**ACTIONS TO TAKE:**
#1 According to the excerpt on Coryell's coaching career, why did he dress his San Diego State players entirely in black? Answer in one to three sentences.
#2 Pick up the account of Coryell's coaching career after its final sentence and carry it forward.

╭─ PAGE TEXT

Given the type of personnel he could successfully recruit, Coryell gradually moved away from the “I” in favor of a passing attack that not only spread the field, but lengthened it. San Diego State didn’t have the athletes to win 7-0 games, or 10-7 games, or any contest conducted primarily in a trench. But with the skill players Coryell deployed, and the plays he conjured, the Aztecs could win 55-50 and 45-35, and they won a ton of those. In 1969 alone, the Aztecs scored 50 or more points five times, including a 70-21 romp over New Mexico State Nov. 15.
Even back then, Coryell was, as San Diego Union columnist Jerry Magee described, a “holler guy,” the kind of coach who constantly thought about ways to motivate his players. One of Coryell’s motivational ideas became a San Diego State tradition.
When Coryell arrived at the school, the Aztecs sported a black jersey with silver numerals, silver pants and a silver helmet. Coryell, who had first seen a one-color uniform while coaching at Wenatchee Valley, decided to dress his players exclusively in black, feeling that a team wearing all black, at night (San Diego State was famous for playing most of its home games at night), would not only be unique, but present a threatening image to the opponent. The Aztecs wore all black for the first time Oct. 12, 1963 and wiped out heavily favored Long Beach State 33-8.
Coryell coached the Aztecs for 12 years (1961-72), amassing a stunning record of 104-19-2. He produced three undefeated seasons – 1966, 1968, 1969 – and won three bowl games, 1966-67 Camellia and 1969 Pasadena. Under Coryell, San Diego State moved from NCAA Division II to Division 1 (1969).
NFL teams drafted 42 of Coryell’s San Diego State players and a number of those had productive pro careers, notably Brian Sipe, Haven Moses, Willie Buchanon and Fred Dryer. Two of his assistants, John Madden and Joe Gibbs, both of whom worked under Coryell from 1964-66, became Super Bowl-winning head coaches and inductees into the Pro Football Hall of Fame.
“A lot of what I did,” Madden said two years ago, “I stole from Don.”
When Coryell arrived in St. Louis in 1973, one dismal statistic stood out: Under the lame ownership of the Bidwell bumblers, brothers Bill and Charles, the Cardinals had not been in the playoffs in 26 years, since 1948 when they were the Chicago Cardinals. Under Coryell, the Cardinals posted three consecutive seasons (1974-76) with double-digit victories and won two division championships (1974-75). Those are the only division crowns the Cardinals won during their otherwise innocuous residency under the Arch.
Coryell’s 1975 Cardinals, featuring Seattle native Terry Metcalf, who established an NFL all-purpose yards record, became his signature St. Louis team. The “Cardiac Cardinals” went 11-3, winning seven times in the game’s final minute. When the Cardinals refused to re-sign Metcalf after the 1977 season, Coryell also left.

╰─
╭─ DATASET EXCERPTS

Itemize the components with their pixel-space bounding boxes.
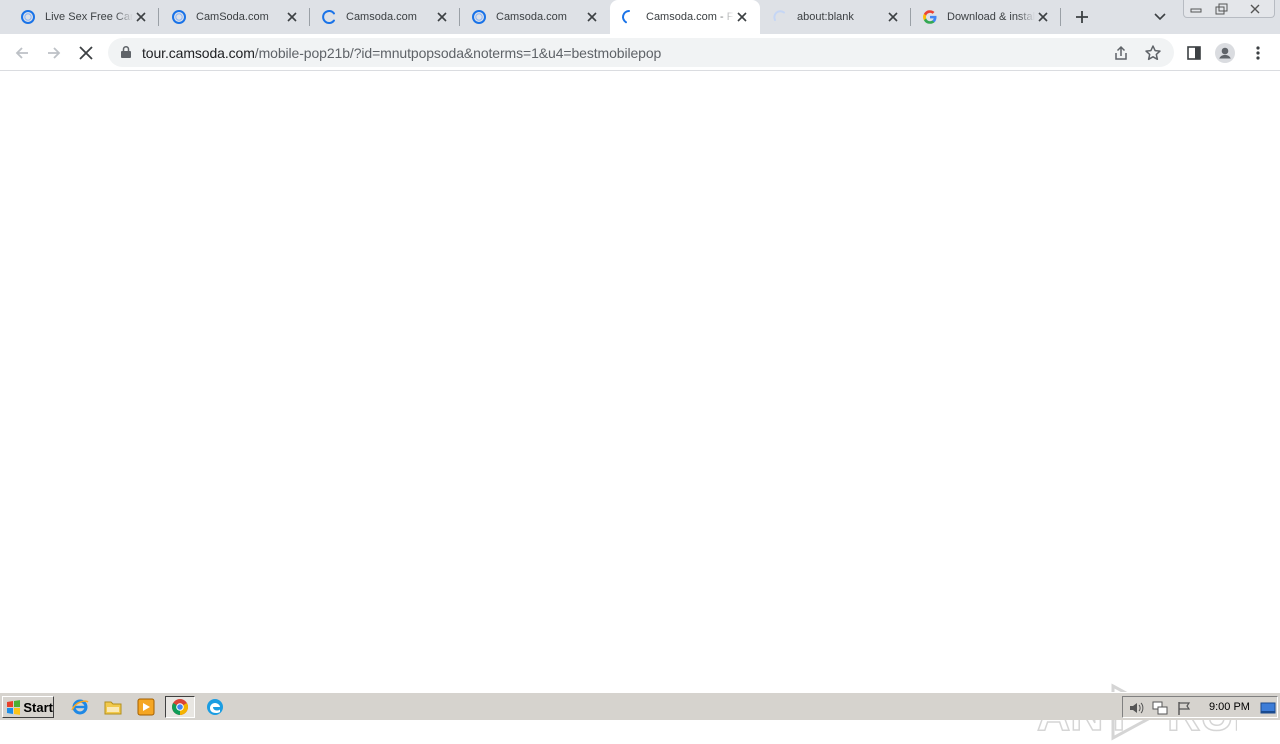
chevron-down-icon [1154, 13, 1166, 21]
stop-loading-button[interactable] [76, 43, 96, 63]
restore-icon [1215, 3, 1228, 14]
close-icon[interactable] [734, 9, 750, 25]
close-icon[interactable] [584, 9, 600, 25]
tab-camsoda-active[interactable]: Camsoda.com - Fr [610, 0, 760, 34]
close-icon [1250, 4, 1260, 13]
volume-icon[interactable] [1128, 700, 1144, 716]
tab-title: Camsoda.com [346, 11, 417, 23]
browser-toolbar: tour.camsoda.com/mobile-pop21b/?id=mnutp… [0, 34, 1280, 71]
action-center-flag-icon[interactable] [1176, 700, 1192, 716]
tab-title: Live Sex Free Cam [45, 11, 133, 23]
forward-button[interactable] [44, 43, 64, 63]
clock[interactable]: 9:00 PM [1209, 701, 1250, 713]
internet-explorer-icon [71, 699, 89, 715]
taskbar-internet-explorer[interactable] [69, 697, 91, 717]
taskbar-chrome[interactable] [165, 696, 195, 718]
minimize-icon [1190, 8, 1202, 12]
system-tray: 9:00 PM [1122, 696, 1278, 718]
tab-about-blank[interactable]: about:blank [761, 0, 911, 34]
taskbar-file-explorer[interactable] [102, 697, 124, 717]
profile-button[interactable] [1215, 43, 1235, 63]
folder-icon [104, 701, 122, 715]
start-button[interactable]: Start [2, 696, 54, 718]
tab-download-install[interactable]: Download & install [911, 0, 1061, 34]
loading-spinner-icon [321, 9, 337, 25]
kebab-menu-icon [1256, 46, 1260, 60]
tab-title: Download & install [947, 11, 1035, 23]
lock-icon [121, 45, 131, 58]
tab-search-button[interactable] [1152, 9, 1168, 25]
taskbar-edge[interactable] [204, 697, 226, 717]
network-icon[interactable] [1152, 700, 1168, 716]
start-label: Start [23, 699, 53, 715]
stop-x-icon [79, 46, 93, 60]
edge-icon [207, 699, 223, 715]
camsoda-ring-icon [20, 9, 36, 25]
loading-spinner-faint-icon [772, 9, 788, 25]
close-icon[interactable] [1035, 9, 1051, 25]
restore-button[interactable] [1209, 0, 1235, 17]
google-g-icon [922, 9, 938, 25]
tab-separator [158, 8, 159, 26]
page-content: ANY RUN [0, 72, 1280, 741]
tab-separator [1060, 8, 1061, 26]
side-panel-icon [1187, 46, 1201, 60]
media-player-icon [137, 698, 155, 716]
share-icon[interactable] [1112, 44, 1130, 62]
chrome-icon [172, 699, 188, 715]
tab-camsoda-3[interactable]: Camsoda.com [460, 0, 610, 34]
tab-camsoda-1[interactable]: CamSoda.com [160, 0, 310, 34]
tab-title: Camsoda.com [496, 11, 567, 23]
show-desktop-icon[interactable] [1260, 700, 1276, 716]
tab-title: Camsoda.com - Fr [646, 11, 734, 23]
url-host: tour.camsoda.com [142, 45, 255, 61]
minimize-button[interactable] [1183, 0, 1209, 17]
close-icon[interactable] [284, 9, 300, 25]
tab-title: about:blank [797, 11, 854, 23]
camsoda-ring-icon [471, 9, 487, 25]
tab-live-sex-free-cam[interactable]: Live Sex Free Cam [9, 0, 159, 34]
close-icon[interactable] [885, 9, 901, 25]
plus-icon [1076, 11, 1088, 23]
tab-title: CamSoda.com [196, 11, 269, 23]
tab-camsoda-2[interactable]: Camsoda.com [310, 0, 460, 34]
tab-strip: Live Sex Free Cam CamSoda.com Camsoda.co… [0, 0, 1280, 34]
url-path: /mobile-pop21b/?id=mnutpopsoda&noterms=1… [254, 45, 662, 61]
address-bar[interactable]: tour.camsoda.com/mobile-pop21b/?id=mnutp… [108, 38, 1174, 67]
loading-spinner-icon [621, 9, 637, 25]
close-window-button[interactable] [1235, 0, 1275, 17]
url-text: tour.camsoda.com/mobile-pop21b/?id=mnutp… [142, 45, 661, 61]
camsoda-ring-icon [171, 9, 187, 25]
windows-taskbar: Start 9:00 PM [0, 692, 1280, 720]
windows-logo-icon [7, 700, 21, 715]
avatar-icon [1215, 43, 1235, 63]
bookmark-star-icon[interactable] [1144, 44, 1162, 62]
close-icon[interactable] [434, 9, 450, 25]
window-controls-buttons [1183, 0, 1275, 18]
side-panel-button[interactable] [1184, 43, 1204, 63]
new-tab-button[interactable] [1073, 8, 1091, 26]
close-icon[interactable] [133, 9, 149, 25]
arrow-left-icon [15, 47, 28, 59]
menu-button[interactable] [1248, 43, 1268, 63]
arrow-right-icon [48, 47, 61, 59]
taskbar-media-player[interactable] [135, 697, 157, 717]
back-button[interactable] [12, 43, 32, 63]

╰─

**ANSWERS TO THE PROBLEMS:**
#1 Coryell believed that a team wearing all black at night, when San Diego State played most of its home games, would look unique and present a threatening image to the opponent. He had first seen a one-color uniform while coaching at Wenatchee Valley.

#2
Coryell’s influence in St. Louis is best summarized this way: He produced three double-digit win seasons in five years. After Coryell departed, the Cardinals didn’t reach double figures in wins for 33 years – until 2009, playing as the Arizona Cardinals. Meanwhile, quarterback Jim Hart played in the NFL from 1966-84. He made four Pro Bowls, all under Coryell.
Coryell returned to San Diego, as the new head coach of the Chargers, on the same day – Sept. 25, 1978 – that a Pacific Southwest Airlines jet crashed into a North Park neighborhood after colliding with a small plane, killing all 137 people on the two planes and seven people on the ground.
“It’s crazy that when you look back at the history of this city, he got hired on the same day as that PSA crash,” said Hank Bauer, who played running back and special teams with the Chargers under Coryell. “That really was one of the darkest days in this city’s history and it became one of the brightest days in the history our sport.”
Coryell inherited a team, from a fired Tommy Prothro, that had languished 13 years without a playoff appearance, and started out the 1978 campaign 1-3. Under Coryell, the Chargers went 8-4, finishing 9-7. Over the next eight years, Coryell cemented his status as the primary father of the modern passing game. His Chargers evolved into “Air Coryell,” playing some of the most exciting football the NFL has ever witnessed, a brand that featured long passes, quick-strike touchdowns, points galore and a whole lot of entertainment.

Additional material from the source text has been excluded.